* BEGIN *
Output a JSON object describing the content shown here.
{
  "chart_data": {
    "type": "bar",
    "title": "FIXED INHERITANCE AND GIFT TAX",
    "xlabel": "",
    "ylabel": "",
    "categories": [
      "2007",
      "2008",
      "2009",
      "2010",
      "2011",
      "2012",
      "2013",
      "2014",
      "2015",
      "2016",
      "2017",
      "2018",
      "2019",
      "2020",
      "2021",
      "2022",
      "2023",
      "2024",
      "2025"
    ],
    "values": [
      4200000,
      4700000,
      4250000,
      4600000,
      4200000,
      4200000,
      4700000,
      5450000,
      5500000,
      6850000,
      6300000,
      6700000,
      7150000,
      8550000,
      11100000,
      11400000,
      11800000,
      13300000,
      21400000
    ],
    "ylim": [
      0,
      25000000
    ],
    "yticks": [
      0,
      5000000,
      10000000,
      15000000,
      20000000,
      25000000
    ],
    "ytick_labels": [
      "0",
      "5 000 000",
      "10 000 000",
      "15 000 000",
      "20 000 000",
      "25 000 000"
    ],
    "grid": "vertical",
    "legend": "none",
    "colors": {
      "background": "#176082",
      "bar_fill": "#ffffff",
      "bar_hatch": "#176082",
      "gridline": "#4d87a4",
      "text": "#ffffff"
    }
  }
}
* END *
* _Requirements_
Without leaving anything out, quote all the data.

* _Written answer_
Output a JSON object describing the content shown here.
{
  "chart_data": {
    "type": "bar",
    "title": "FIXED INHERITANCE AND GIFT TAX",
    "xlabel": "",
    "ylabel": "",
    "categories": [
      "2007",
      "2008",
      "2009",
      "2010",
      "2011",
      "2012",
      "2013",
      "2014",
      "2015",
      "2016",
      "2017",
      "2018",
      "2019",
      "2020",
      "2021",
      "2022",
      "2023",
      "2024",
      "2025"
    ],
    "values": [
      4200000,
      4700000,
      4250000,
      4600000,
      4200000,
      4200000,
      4700000,
      5450000,
      5500000,
      6850000,
      6300000,
      6700000,
      7150000,
      8550000,
      11100000,
      11400000,
      11800000,
      13300000,
      21400000
    ],
    "ylim": [
      0,
      25000000
    ],
    "yticks": [
      0,
      5000000,
      10000000,
      15000000,
      20000000,
      25000000
    ],
    "ytick_labels": [
      "0",
      "5 000 000",
      "10 000 000",
      "15 000 000",
      "20 000 000",
      "25 000 000"
    ],
    "grid": "vertical",
    "legend": "none",
    "colors": {
      "background": "#176082",
      "bar_fill": "#ffffff",
      "bar_hatch": "#176082",
      "gridline": "#4d87a4",
      "text": "#ffffff"
    }
  }
}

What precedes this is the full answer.